**YOUR INSTRUCTIONS:** In the entries below, count every line containing "label". Reply with the number alone.

■ ■ ■ ■ ■

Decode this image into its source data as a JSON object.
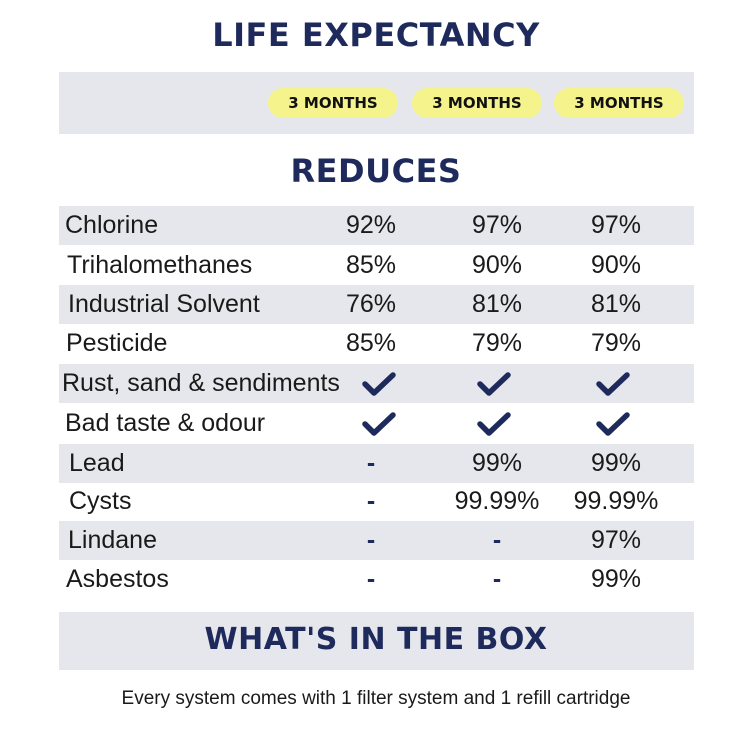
{
  "sections": {
    "life_expectancy": "LIFE EXPECTANCY",
    "reduces": "REDUCES",
    "whats_in_box": "WHAT'S IN THE BOX"
  },
  "life": [
    "3 MONTHS",
    "3 MONTHS",
    "3 MONTHS"
  ],
  "check_color": "#1f2a5c",
  "rows": [
    {
      "label": "Chlorine",
      "values": [
        "92%",
        "97%",
        "97%"
      ]
    },
    {
      "label": "Trihalomethanes",
      "values": [
        "85%",
        "90%",
        "90%"
      ]
    },
    {
      "label": "Industrial Solvent",
      "values": [
        "76%",
        "81%",
        "81%"
      ]
    },
    {
      "label": "Pesticide",
      "values": [
        "85%",
        "79%",
        "79%"
      ]
    },
    {
      "label": "Rust, sand & sendiments",
      "values": [
        "check",
        "check",
        "check"
      ]
    },
    {
      "label": "Bad taste & odour",
      "values": [
        "check",
        "check",
        "check"
      ]
    },
    {
      "label": "Lead",
      "values": [
        "-",
        "99%",
        "99%"
      ]
    },
    {
      "label": "Cysts",
      "values": [
        "-",
        "99.99%",
        "99.99%"
      ]
    },
    {
      "label": "Lindane",
      "values": [
        "-",
        "-",
        "97%"
      ]
    },
    {
      "label": "Asbestos",
      "values": [
        "-",
        "-",
        "99%"
      ]
    }
  ],
  "footer_note": "Every system comes with 1 filter system and 1 refill cartridge"
}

■ ■ ■ ■ ■

**RIGHT ANSWER:** 10